Find every line with the word "yeux". Copy those lines.

>> begin

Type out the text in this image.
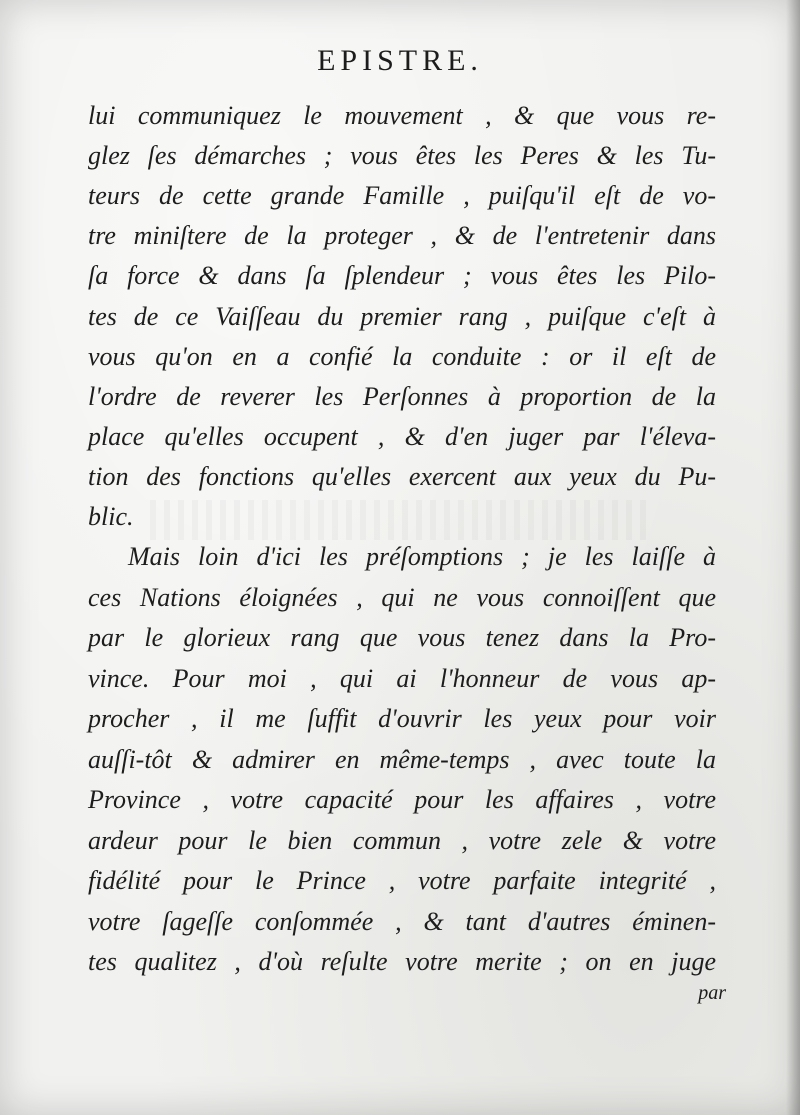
EPISTRE.

lui communiquez le mouvement , & que vous re-

glez ſes démarches ; vous êtes les Peres & les Tu-

teurs de cette grande Famille , puiſqu'il eſt de vo-

tre miniſtere de la proteger , & de l'entretenir dans

ſa force & dans ſa ſplendeur ; vous êtes les Pilo-

tes de ce Vaiſſeau du premier rang , puiſque c'eſt à

vous qu'on en a confié la conduite : or il eſt de

l'ordre de reverer les Perſonnes à proportion de la

place qu'elles occupent , & d'en juger par l'éleva-

tion des fonctions qu'elles exercent aux yeux du Pu-

blic.

Mais loin d'ici les préſomptions ; je les laiſſe à

ces Nations éloignées , qui ne vous connoiſſent que

par le glorieux rang que vous tenez dans la Pro-

vince. Pour moi , qui ai l'honneur de vous ap-

procher , il me ſuffit d'ouvrir les yeux pour voir

auſſi-tôt & admirer en même-temps , avec toute la

Province , votre capacité pour les affaires , votre

ardeur pour le bien commun , votre zele & votre

fidélité pour le Prince , votre parfaite integrité ,

votre ſageſſe conſommée , & tant d'autres éminen-

tes qualitez , d'où reſulte votre merite ; on en juge

par
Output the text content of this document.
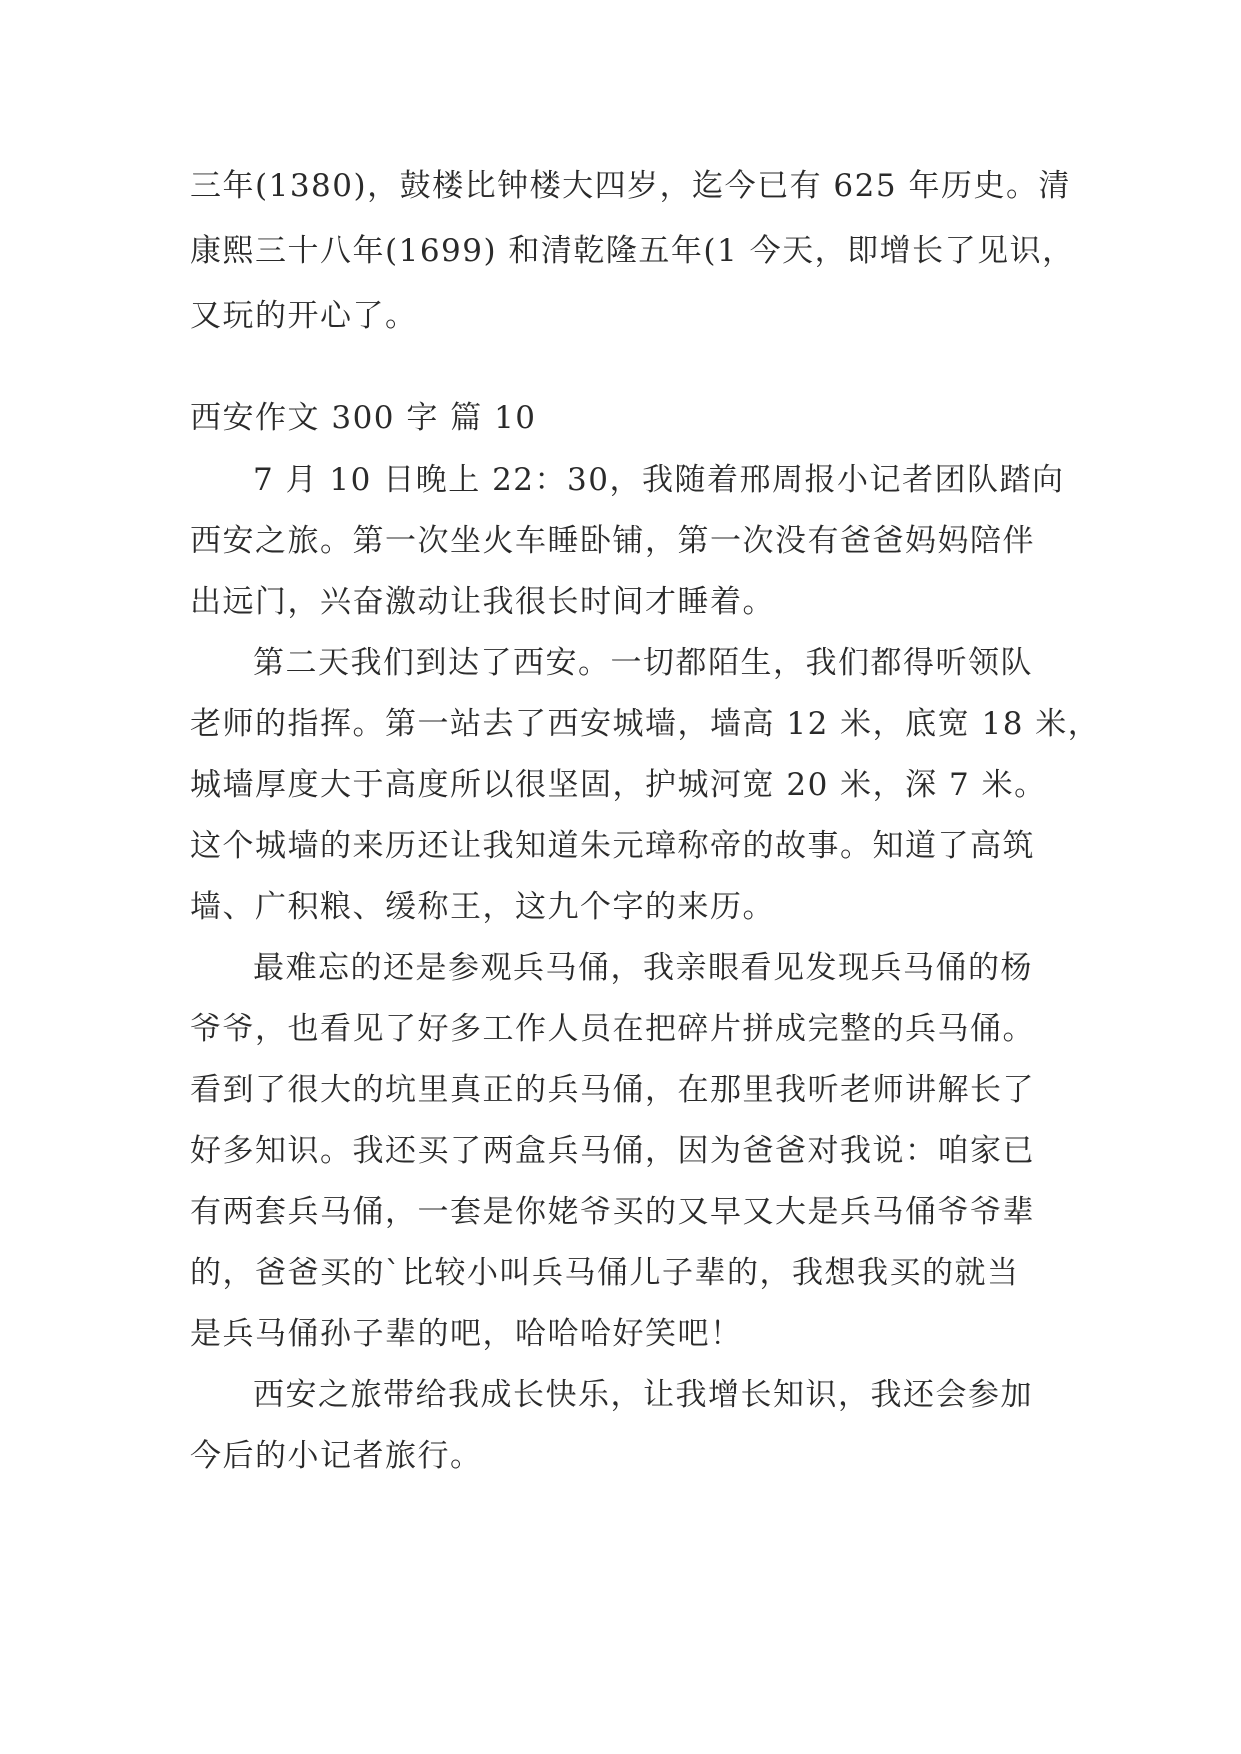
三年(1380)，鼓楼比钟楼大四岁，迄今已有 625 年历史。清
康熙三十八年(1699) 和清乾隆五年(1 今天，即增长了见识，
又玩的开心了。
西安作文 300 字 篇 10
7 月 10 日晚上 22：30，我随着邢周报小记者团队踏向
西安之旅。第一次坐火车睡卧铺，第一次没有爸爸妈妈陪伴
出远门，兴奋激动让我很长时间才睡着。
第二天我们到达了西安。一切都陌生，我们都得听领队
老师的指挥。第一站去了西安城墙，墙高 12 米，底宽 18 米，
城墙厚度大于高度所以很坚固，护城河宽 20 米，深 7 米。
这个城墙的来历还让我知道朱元璋称帝的故事。知道了高筑
墙、广积粮、缓称王，这九个字的来历。
最难忘的还是参观兵马俑，我亲眼看见发现兵马俑的杨
爷爷，也看见了好多工作人员在把碎片拼成完整的兵马俑。
看到了很大的坑里真正的兵马俑，在那里我听老师讲解长了
好多知识。我还买了两盒兵马俑，因为爸爸对我说：咱家已
有两套兵马俑，一套是你姥爷买的又早又大是兵马俑爷爷辈
的，爸爸买的`比较小叫兵马俑儿子辈的，我想我买的就当
是兵马俑孙子辈的吧，哈哈哈好笑吧！
西安之旅带给我成长快乐，让我增长知识，我还会参加
今后的小记者旅行。
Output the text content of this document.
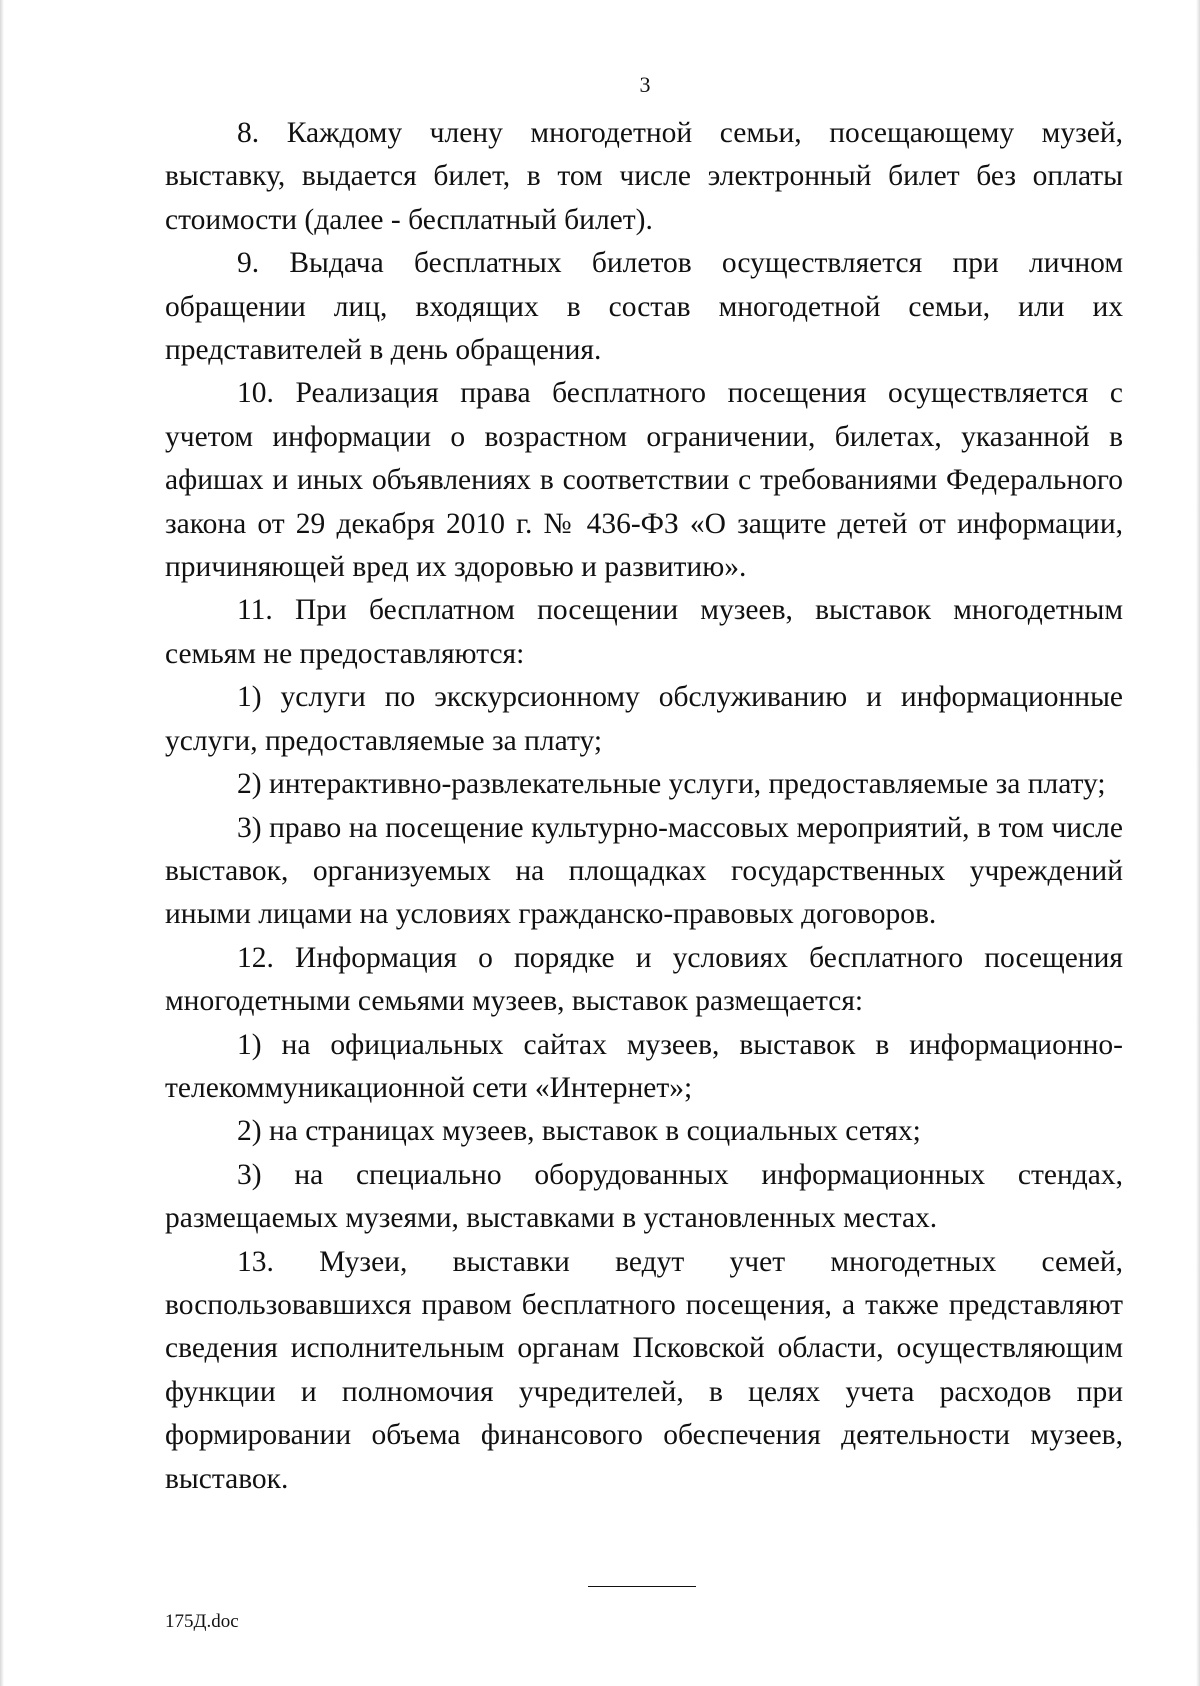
3

8. Каждому члену многодетной семьи, посещающему музей, выставку, выдается билет, в том числе электронный билет без оплаты стоимости (далее - бесплатный билет).

9. Выдача бесплатных билетов осуществляется при личном обращении лиц, входящих в состав многодетной семьи, или их представителей в день обращения.

10. Реализация права бесплатного посещения осуществляется с учетом информации о возрастном ограничении, билетах, указанной в афишах и иных объявлениях в соответствии с требованиями Федерального закона от 29 декабря 2010 г. № 436-ФЗ «О защите детей от информации, причиняющей вред их здоровью и развитию».

11. При бесплатном посещении музеев, выставок многодетным семьям не предоставляются:

1) услуги по экскурсионному обслуживанию и информационные услуги, предоставляемые за плату;

2) интерактивно-развлекательные услуги, предоставляемые за плату;

3) право на посещение культурно-массовых мероприятий, в том числе выставок, организуемых на площадках государственных учреждений иными лицами на условиях гражданско-правовых договоров.

12. Информация о порядке и условиях бесплатного посещения многодетными семьями музеев, выставок размещается:

1) на официальных сайтах музеев, выставок в информационно-телекоммуникационной сети «Интернет»;

2) на страницах музеев, выставок в социальных сетях;

3) на специально оборудованных информационных стендах, размещаемых музеями, выставками в установленных местах.

13. Музеи, выставки ведут учет многодетных семей, воспользовавшихся правом бесплатного посещения, а также представляют сведения исполнительным органам Псковской области, осуществляющим функции и полномочия учредителей, в целях учета расходов при формировании объема финансового обеспечения деятельности музеев, выставок.

175Д.doc
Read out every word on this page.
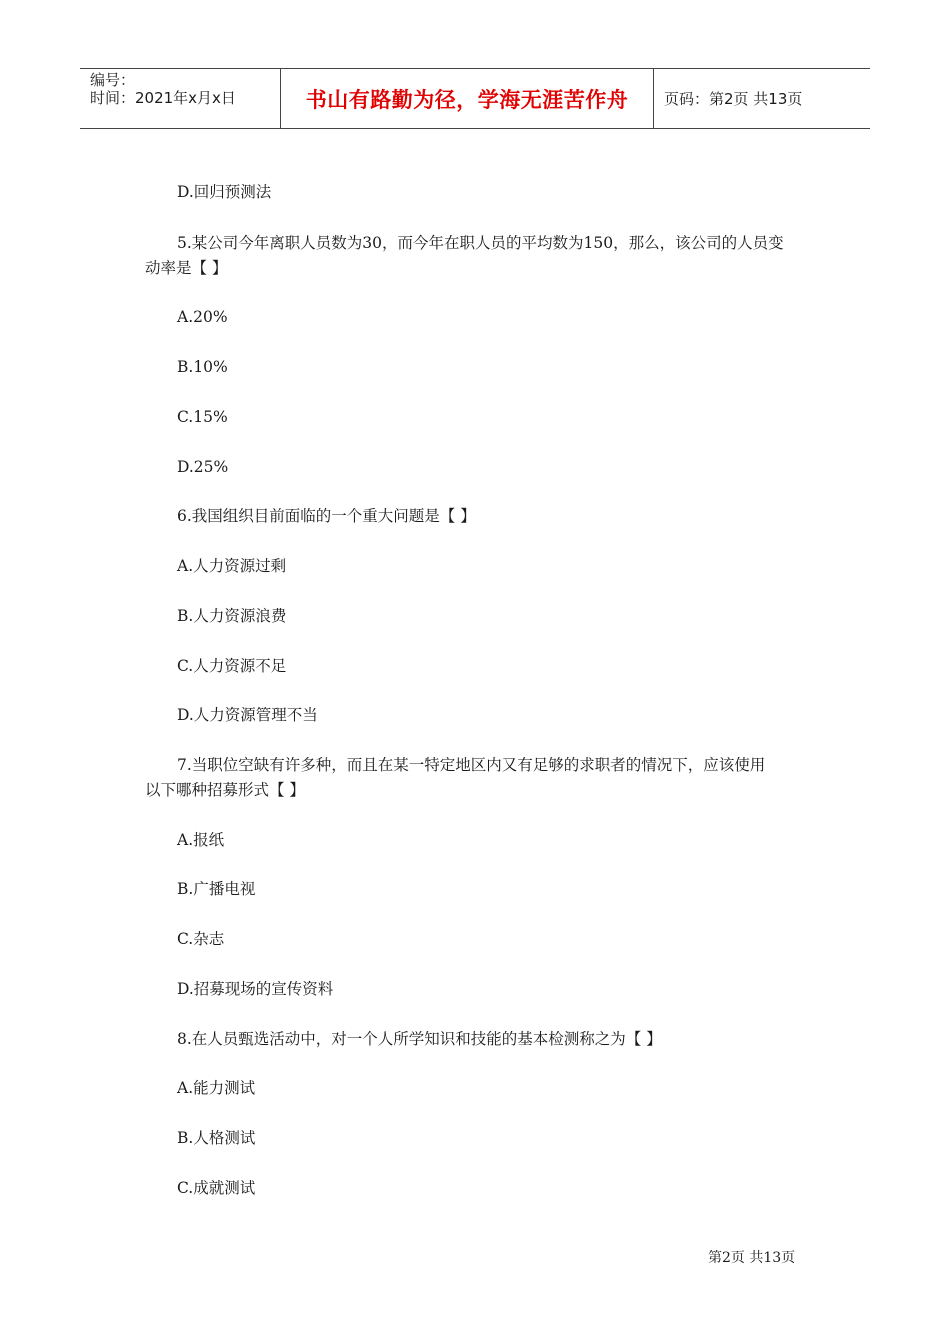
编号：
时间：2021年x月x日	书山有路勤为径，学海无涯苦作舟	页码：第2页 共13页
D.回归预测法
5.某公司今年离职人员数为30，而今年在职人员的平均数为150，那么，该公司的人员变
动率是【 】
A.20%
B.10%
C.15%
D.25%
6.我国组织目前面临的一个重大问题是【 】
A.人力资源过剩
B.人力资源浪费
C.人力资源不足
D.人力资源管理不当
7.当职位空缺有许多种，而且在某一特定地区内又有足够的求职者的情况下，应该使用
以下哪种招募形式【 】
A.报纸
B.广播电视
C.杂志
D.招募现场的宣传资料
8.在人员甄选活动中，对一个人所学知识和技能的基本检测称之为【 】
A.能力测试
B.人格测试
C.成就测试
第2页 共13页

>> end

Exercise solution —
tion des fonctions qu'elles exercent aux yeux du Pu-
procher , il me ſuffit d'ouvrir les yeux pour voir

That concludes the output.